Problem statement> Wherever the word "this" shows up in a line, please copy that line.

Stored entries
** START **
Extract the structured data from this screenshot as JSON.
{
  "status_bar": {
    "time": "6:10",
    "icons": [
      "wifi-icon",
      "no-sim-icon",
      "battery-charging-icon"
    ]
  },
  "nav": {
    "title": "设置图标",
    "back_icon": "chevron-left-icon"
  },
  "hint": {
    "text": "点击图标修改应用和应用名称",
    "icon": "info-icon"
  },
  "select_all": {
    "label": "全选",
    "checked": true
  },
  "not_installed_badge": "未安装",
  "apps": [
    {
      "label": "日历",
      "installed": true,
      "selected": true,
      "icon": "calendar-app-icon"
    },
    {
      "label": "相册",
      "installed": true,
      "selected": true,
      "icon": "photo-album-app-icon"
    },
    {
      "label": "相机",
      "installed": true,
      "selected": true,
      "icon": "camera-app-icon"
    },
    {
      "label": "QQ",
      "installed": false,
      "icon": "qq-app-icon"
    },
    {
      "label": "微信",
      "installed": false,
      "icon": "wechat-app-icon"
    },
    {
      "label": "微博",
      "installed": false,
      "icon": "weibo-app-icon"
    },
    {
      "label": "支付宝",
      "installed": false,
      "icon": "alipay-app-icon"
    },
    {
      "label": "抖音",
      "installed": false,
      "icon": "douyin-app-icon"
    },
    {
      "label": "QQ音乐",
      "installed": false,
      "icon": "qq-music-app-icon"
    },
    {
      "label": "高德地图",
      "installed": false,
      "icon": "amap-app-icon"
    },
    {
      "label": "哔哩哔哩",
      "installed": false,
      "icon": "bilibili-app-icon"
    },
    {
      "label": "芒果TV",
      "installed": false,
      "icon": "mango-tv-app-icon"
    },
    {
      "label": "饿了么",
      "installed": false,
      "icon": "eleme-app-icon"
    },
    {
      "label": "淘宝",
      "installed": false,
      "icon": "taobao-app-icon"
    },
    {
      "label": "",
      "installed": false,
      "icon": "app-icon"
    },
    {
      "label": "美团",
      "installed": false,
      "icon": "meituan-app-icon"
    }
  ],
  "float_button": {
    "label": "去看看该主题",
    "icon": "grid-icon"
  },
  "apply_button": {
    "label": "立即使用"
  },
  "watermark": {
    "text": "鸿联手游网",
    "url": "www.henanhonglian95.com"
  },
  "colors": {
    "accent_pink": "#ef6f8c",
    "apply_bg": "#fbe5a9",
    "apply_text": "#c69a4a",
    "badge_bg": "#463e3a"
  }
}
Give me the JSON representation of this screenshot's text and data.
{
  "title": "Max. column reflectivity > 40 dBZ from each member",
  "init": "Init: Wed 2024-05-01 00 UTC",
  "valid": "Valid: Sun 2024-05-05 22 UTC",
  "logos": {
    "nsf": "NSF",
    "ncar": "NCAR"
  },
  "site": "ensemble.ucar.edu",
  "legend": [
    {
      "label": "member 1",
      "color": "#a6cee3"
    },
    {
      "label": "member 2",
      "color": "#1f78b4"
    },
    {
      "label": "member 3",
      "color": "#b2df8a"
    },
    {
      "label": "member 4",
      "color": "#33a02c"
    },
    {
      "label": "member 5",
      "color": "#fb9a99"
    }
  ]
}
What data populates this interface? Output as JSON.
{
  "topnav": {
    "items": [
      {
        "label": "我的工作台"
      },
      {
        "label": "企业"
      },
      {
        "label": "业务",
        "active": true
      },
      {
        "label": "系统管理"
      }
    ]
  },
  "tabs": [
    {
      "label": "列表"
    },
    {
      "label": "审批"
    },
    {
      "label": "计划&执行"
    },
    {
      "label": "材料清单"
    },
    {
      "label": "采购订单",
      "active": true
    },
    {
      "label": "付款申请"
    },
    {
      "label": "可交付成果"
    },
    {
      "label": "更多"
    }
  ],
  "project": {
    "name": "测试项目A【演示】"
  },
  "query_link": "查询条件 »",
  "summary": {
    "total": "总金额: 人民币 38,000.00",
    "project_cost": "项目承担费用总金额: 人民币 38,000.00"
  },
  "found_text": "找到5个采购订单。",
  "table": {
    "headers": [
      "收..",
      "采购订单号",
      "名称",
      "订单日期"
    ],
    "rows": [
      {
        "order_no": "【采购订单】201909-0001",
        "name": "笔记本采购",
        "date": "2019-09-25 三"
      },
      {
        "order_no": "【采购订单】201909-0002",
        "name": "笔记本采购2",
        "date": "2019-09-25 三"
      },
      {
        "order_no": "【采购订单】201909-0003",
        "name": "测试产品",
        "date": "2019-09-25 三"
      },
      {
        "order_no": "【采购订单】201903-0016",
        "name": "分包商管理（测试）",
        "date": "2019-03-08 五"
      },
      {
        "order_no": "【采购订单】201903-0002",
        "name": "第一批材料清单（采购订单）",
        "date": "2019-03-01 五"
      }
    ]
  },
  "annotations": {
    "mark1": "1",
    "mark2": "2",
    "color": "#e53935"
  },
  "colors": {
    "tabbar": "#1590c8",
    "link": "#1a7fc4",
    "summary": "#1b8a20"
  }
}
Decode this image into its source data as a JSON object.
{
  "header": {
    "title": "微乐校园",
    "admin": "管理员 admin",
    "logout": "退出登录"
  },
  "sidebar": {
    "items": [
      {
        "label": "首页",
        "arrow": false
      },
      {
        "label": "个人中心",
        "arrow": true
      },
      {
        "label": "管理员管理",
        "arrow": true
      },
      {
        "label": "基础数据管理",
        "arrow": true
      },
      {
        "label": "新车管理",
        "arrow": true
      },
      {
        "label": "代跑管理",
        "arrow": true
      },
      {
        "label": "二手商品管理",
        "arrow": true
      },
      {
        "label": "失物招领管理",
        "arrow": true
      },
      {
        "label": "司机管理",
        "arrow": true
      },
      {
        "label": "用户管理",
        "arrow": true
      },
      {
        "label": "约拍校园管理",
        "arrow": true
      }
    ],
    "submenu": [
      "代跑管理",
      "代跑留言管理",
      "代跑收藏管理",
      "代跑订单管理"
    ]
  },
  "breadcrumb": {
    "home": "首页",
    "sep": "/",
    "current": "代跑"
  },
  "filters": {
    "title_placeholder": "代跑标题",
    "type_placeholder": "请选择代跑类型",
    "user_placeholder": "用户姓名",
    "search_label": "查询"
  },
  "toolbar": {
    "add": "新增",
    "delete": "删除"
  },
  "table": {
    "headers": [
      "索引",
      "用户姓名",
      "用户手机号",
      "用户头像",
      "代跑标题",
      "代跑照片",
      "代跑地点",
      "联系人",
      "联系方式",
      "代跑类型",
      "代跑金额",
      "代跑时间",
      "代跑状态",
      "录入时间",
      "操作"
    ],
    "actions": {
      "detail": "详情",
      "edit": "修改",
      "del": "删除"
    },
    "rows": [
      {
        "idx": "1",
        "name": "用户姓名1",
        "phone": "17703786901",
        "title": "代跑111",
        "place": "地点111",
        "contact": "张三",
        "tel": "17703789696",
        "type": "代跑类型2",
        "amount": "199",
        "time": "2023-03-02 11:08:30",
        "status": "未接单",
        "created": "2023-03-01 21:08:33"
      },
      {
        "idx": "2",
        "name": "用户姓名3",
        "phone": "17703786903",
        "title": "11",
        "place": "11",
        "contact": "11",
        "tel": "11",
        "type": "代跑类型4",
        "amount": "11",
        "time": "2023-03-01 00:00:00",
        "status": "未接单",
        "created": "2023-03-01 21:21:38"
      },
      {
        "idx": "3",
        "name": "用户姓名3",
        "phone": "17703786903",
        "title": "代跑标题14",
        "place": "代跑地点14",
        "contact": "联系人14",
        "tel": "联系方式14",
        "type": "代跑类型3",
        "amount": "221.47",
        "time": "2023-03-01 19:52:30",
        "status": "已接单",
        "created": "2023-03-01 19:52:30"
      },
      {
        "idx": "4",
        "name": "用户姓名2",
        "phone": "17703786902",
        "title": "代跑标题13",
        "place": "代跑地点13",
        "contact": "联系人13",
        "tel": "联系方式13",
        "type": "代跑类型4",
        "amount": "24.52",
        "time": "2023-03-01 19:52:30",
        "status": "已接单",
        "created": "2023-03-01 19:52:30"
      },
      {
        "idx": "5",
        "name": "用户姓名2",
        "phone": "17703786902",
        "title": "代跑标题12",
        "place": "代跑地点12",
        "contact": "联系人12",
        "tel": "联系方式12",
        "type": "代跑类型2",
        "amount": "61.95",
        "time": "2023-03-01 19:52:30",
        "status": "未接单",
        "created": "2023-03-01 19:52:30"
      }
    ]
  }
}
** END **
Task response>
Extract the structured data from this screenshot as JSON.
Give me the JSON representation of this screenshot's text and data.
What data populates this interface? Output as JSON.
Decode this image into its source data as a JSON object.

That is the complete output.